## Required task
Starting with the first of the rows and going on through the line with "svg-text:15: 15 [1017,545,1029,557]", switch "x-tick-label" to "x-axis-label" wherever it appears. Write those lines out again with nothing else altered.

## Element location data

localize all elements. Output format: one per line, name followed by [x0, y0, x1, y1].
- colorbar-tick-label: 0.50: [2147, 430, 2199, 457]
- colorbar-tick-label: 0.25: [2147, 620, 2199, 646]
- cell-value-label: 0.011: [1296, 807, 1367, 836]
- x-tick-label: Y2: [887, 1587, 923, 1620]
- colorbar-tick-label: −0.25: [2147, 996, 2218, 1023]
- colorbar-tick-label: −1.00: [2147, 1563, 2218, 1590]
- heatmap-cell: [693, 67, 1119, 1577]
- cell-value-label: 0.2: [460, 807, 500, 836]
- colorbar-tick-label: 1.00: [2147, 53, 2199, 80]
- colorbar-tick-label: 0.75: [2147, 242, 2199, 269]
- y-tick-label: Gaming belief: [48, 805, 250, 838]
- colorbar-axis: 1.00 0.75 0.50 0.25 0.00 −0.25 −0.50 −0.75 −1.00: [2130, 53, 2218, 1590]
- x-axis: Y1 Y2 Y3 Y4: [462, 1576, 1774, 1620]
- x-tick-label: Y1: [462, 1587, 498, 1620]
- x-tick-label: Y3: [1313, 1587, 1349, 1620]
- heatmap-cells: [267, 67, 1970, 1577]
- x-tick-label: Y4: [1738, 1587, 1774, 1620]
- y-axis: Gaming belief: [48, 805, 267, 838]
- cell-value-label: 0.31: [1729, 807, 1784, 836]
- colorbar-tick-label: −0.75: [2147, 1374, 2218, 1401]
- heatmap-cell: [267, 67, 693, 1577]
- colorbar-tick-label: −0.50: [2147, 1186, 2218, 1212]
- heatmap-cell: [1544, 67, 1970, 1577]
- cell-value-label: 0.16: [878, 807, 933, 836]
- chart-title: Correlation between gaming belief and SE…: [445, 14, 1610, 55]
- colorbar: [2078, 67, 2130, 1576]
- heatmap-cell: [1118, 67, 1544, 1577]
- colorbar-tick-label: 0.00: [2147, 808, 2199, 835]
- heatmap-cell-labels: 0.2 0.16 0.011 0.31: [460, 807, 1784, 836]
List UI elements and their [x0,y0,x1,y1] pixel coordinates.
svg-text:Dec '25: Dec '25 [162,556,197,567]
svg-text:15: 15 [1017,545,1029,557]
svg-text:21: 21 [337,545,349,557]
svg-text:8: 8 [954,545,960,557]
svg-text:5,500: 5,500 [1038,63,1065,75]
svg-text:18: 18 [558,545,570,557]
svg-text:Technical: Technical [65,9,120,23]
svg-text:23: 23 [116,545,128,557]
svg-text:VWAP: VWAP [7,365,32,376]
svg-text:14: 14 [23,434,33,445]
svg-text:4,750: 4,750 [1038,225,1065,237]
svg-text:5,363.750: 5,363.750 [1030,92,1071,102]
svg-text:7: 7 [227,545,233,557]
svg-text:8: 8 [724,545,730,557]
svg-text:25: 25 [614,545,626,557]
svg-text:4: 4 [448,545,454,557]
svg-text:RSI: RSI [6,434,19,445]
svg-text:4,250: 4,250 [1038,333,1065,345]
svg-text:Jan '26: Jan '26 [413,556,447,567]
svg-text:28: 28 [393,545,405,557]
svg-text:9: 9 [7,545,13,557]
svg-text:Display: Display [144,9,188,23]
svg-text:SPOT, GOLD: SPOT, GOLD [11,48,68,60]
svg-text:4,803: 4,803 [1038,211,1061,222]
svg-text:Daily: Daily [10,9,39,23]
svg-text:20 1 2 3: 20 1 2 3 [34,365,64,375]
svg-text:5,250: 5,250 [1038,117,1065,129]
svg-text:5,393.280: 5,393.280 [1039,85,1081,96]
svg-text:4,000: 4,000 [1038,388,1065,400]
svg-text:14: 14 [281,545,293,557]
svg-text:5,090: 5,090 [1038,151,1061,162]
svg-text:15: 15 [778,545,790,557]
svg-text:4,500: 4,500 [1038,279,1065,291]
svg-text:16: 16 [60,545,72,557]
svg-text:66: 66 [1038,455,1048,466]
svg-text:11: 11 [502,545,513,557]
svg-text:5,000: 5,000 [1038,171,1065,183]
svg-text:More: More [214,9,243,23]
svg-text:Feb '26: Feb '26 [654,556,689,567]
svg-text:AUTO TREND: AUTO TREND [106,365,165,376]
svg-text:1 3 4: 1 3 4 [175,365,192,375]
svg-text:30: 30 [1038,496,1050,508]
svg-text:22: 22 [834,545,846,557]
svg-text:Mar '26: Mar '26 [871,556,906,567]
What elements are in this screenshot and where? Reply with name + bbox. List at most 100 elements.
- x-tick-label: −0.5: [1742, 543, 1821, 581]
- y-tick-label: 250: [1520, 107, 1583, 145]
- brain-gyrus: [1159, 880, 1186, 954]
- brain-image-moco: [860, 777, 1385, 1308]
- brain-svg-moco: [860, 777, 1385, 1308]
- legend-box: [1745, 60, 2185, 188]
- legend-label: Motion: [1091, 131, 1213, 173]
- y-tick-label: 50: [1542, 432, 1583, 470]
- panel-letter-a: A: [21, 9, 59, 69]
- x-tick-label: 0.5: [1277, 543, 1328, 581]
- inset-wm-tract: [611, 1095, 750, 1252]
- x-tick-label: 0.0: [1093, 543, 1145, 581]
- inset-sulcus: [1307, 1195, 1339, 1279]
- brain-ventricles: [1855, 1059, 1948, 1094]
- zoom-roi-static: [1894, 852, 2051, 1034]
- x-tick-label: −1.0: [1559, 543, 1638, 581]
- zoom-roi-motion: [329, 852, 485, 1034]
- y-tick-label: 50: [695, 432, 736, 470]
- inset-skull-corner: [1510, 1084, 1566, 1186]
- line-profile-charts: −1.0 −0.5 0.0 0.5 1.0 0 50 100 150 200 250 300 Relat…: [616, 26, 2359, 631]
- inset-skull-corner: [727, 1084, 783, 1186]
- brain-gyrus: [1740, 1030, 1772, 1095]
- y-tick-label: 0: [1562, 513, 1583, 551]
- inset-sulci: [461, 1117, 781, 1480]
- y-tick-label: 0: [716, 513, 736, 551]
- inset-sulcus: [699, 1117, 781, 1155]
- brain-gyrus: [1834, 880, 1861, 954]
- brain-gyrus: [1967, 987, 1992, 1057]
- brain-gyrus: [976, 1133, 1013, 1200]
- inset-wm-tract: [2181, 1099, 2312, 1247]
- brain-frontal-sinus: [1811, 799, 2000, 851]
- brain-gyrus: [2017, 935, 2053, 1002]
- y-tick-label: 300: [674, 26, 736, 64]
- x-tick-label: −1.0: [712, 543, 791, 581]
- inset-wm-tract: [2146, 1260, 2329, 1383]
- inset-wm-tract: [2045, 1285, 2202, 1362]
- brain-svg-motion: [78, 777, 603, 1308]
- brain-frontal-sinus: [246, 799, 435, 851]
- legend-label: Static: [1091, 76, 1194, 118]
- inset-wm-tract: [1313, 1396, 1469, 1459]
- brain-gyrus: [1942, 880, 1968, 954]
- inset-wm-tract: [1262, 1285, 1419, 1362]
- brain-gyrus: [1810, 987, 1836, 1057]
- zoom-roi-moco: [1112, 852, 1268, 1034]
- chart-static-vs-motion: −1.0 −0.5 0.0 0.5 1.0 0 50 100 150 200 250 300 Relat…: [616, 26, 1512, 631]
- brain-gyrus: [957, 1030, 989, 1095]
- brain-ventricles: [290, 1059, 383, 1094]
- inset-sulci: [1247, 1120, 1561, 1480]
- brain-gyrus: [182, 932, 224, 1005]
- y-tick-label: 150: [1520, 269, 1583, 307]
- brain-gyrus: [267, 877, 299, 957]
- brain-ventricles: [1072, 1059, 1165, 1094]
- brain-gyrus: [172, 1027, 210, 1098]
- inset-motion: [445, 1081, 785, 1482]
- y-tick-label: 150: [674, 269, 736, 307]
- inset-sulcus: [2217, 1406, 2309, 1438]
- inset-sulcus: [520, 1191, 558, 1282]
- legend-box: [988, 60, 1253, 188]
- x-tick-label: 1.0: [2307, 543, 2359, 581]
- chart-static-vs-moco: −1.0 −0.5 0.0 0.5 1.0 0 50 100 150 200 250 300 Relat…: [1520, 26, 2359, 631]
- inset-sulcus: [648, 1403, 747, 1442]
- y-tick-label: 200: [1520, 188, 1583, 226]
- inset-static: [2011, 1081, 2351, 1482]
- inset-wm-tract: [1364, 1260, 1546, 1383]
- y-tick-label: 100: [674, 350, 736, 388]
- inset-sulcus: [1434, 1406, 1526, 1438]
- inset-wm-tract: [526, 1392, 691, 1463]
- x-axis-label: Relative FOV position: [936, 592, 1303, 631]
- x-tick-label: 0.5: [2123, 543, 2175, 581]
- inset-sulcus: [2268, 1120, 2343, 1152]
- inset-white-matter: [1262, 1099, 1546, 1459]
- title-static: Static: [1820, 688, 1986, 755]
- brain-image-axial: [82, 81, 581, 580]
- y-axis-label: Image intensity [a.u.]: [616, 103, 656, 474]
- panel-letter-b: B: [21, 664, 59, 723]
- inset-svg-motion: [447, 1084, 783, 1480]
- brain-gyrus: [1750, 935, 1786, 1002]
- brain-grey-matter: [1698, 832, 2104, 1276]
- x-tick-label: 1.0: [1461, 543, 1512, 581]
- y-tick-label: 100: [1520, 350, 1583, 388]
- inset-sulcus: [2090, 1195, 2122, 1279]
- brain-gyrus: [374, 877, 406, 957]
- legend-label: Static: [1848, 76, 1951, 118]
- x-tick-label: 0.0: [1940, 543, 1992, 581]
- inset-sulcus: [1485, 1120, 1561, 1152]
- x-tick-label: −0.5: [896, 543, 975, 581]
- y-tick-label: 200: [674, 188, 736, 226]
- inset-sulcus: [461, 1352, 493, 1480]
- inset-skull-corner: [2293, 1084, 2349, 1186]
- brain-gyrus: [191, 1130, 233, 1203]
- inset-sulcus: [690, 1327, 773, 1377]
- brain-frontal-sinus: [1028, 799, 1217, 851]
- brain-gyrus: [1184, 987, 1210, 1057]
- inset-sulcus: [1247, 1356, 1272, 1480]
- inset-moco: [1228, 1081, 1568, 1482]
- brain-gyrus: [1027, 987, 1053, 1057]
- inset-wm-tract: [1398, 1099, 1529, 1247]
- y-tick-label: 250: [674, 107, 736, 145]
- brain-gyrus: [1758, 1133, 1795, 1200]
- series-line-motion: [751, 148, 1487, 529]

## Final answer
localize all elements. Output format: one per line, name followed by [x0, y0, x1, y1].
- colorbar-tick-label: 0.50: [2147, 430, 2199, 457]
- colorbar-tick-label: 0.25: [2147, 620, 2199, 646]
- cell-value-label: 0.011: [1296, 807, 1367, 836]
- x-axis-label: Y2: [887, 1587, 923, 1620]
- colorbar-tick-label: −0.25: [2147, 996, 2218, 1023]
- colorbar-tick-label: −1.00: [2147, 1563, 2218, 1590]
- heatmap-cell: [693, 67, 1119, 1577]
- cell-value-label: 0.2: [460, 807, 500, 836]
- colorbar-tick-label: 1.00: [2147, 53, 2199, 80]
- colorbar-tick-label: 0.75: [2147, 242, 2199, 269]
- y-tick-label: Gaming belief: [48, 805, 250, 838]
- colorbar-axis: 1.00 0.75 0.50 0.25 0.00 −0.25 −0.50 −0.75 −1.00: [2130, 53, 2218, 1590]
- x-axis: Y1 Y2 Y3 Y4: [462, 1576, 1774, 1620]
- x-axis-label: Y1: [462, 1587, 498, 1620]
- x-axis-label: Y3: [1313, 1587, 1349, 1620]
- heatmap-cells: [267, 67, 1970, 1577]
- x-axis-label: Y4: [1738, 1587, 1774, 1620]
- y-axis: Gaming belief: [48, 805, 267, 838]
- cell-value-label: 0.31: [1729, 807, 1784, 836]
- colorbar-tick-label: −0.75: [2147, 1374, 2218, 1401]
- heatmap-cell: [267, 67, 693, 1577]
- colorbar-tick-label: −0.50: [2147, 1186, 2218, 1212]
- heatmap-cell: [1544, 67, 1970, 1577]
- cell-value-label: 0.16: [878, 807, 933, 836]
- chart-title: Correlation between gaming belief and SE…: [445, 14, 1610, 55]
- colorbar: [2078, 67, 2130, 1576]
- heatmap-cell: [1118, 67, 1544, 1577]
- colorbar-tick-label: 0.00: [2147, 808, 2199, 835]
- heatmap-cell-labels: 0.2 0.16 0.011 0.31: [460, 807, 1784, 836]
List UI elements and their [x0,y0,x1,y1] pixel coordinates.
svg-text:Dec '25: Dec '25 [162,556,197,567]
svg-text:15: 15 [1017,545,1029,557]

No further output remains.